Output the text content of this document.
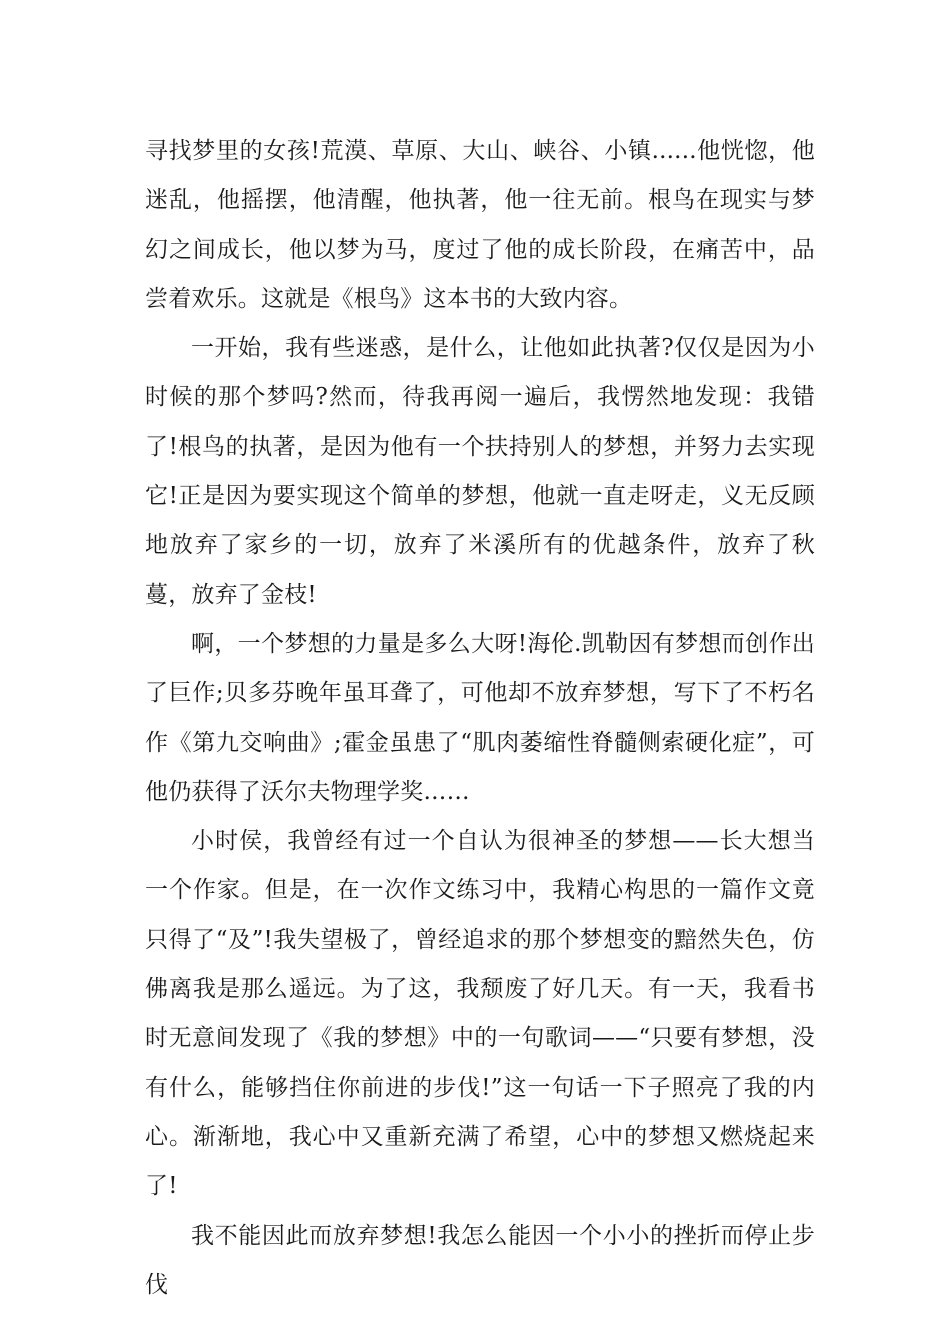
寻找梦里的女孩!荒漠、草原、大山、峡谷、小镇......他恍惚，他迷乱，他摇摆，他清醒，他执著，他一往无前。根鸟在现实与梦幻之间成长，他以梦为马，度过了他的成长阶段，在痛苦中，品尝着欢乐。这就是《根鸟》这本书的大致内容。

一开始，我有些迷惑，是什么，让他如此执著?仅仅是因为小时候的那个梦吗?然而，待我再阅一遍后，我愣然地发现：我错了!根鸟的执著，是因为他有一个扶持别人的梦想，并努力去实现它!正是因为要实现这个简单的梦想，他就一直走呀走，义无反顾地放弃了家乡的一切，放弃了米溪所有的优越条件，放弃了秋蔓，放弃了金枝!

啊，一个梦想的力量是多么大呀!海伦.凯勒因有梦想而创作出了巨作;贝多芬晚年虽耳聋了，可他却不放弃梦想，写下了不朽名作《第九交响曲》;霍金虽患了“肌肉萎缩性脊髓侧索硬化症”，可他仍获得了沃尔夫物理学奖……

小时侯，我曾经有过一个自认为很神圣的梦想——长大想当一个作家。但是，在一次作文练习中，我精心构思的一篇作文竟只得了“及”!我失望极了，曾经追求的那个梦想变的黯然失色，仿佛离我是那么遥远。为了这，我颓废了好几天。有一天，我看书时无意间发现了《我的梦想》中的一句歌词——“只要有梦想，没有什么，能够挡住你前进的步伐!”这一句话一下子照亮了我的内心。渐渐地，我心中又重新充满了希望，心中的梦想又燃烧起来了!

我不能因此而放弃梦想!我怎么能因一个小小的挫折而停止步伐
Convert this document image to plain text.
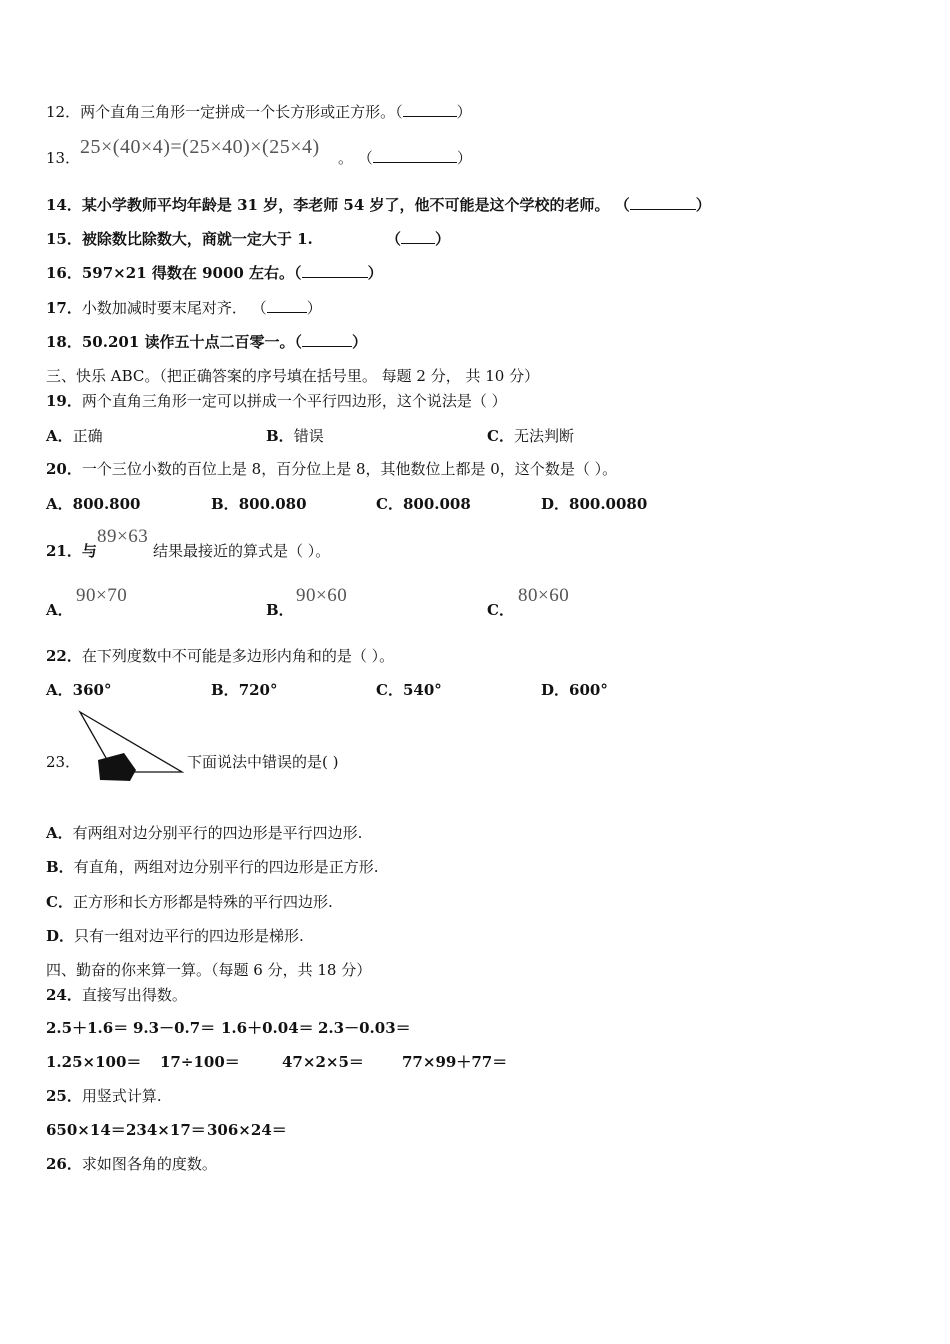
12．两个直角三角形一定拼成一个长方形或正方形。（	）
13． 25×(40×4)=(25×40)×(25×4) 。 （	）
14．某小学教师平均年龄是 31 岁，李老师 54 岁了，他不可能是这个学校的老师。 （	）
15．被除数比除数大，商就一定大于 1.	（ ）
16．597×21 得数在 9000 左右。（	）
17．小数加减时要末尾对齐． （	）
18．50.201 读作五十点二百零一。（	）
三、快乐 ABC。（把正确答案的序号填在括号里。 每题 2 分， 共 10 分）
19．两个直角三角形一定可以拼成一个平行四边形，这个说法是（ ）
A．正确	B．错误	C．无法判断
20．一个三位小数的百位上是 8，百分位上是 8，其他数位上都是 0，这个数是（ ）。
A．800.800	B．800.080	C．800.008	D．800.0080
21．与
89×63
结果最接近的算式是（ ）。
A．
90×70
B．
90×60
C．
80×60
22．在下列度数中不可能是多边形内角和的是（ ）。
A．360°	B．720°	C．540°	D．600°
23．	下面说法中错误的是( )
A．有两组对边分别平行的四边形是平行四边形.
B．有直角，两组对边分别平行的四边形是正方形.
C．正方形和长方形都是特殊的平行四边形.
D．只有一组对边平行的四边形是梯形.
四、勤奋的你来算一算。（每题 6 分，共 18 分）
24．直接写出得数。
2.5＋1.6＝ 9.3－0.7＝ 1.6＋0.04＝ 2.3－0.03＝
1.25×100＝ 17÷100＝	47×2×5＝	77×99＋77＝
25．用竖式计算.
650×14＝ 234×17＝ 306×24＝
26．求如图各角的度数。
☆ ☆ ☆ ☆ ☆ ☆ ☆
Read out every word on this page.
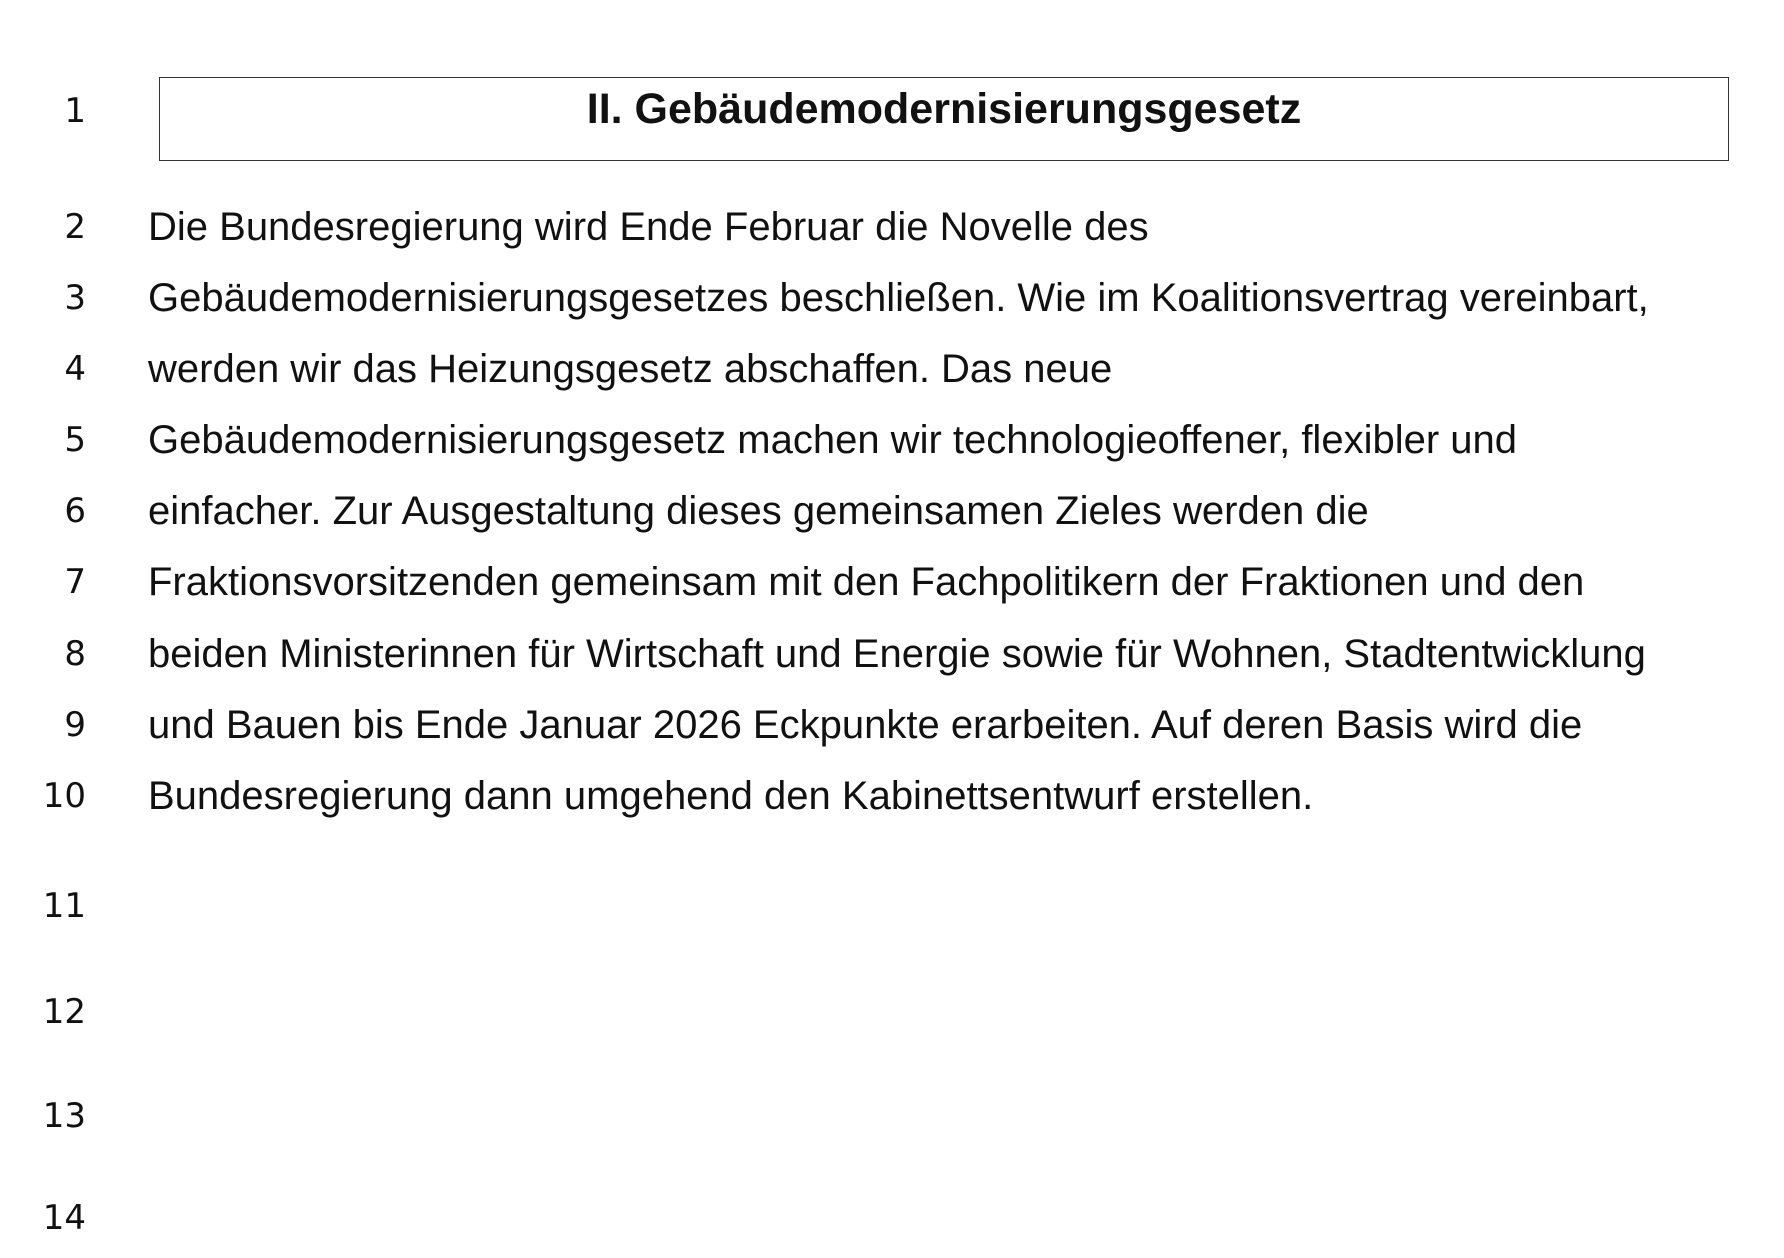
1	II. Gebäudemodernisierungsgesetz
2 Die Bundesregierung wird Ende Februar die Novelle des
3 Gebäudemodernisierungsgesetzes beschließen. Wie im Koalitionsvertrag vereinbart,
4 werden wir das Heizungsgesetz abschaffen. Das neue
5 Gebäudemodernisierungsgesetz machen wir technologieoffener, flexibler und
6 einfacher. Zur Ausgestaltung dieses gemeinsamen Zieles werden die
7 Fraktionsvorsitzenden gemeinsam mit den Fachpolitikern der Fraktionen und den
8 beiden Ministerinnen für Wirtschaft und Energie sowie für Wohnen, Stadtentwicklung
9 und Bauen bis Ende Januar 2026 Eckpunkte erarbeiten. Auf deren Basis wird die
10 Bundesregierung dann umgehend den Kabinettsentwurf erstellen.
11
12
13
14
☆ ☆ ☆ ☆ ☆ ☆ ☆
*What you need to do:* Which lines contain the word "Bundesregierung"? Copy each of them.

*Exercise output:*
2 Die Bundesregierung wird Ende Februar die Novelle des
10 Bundesregierung dann umgehend den Kabinettsentwurf erstellen.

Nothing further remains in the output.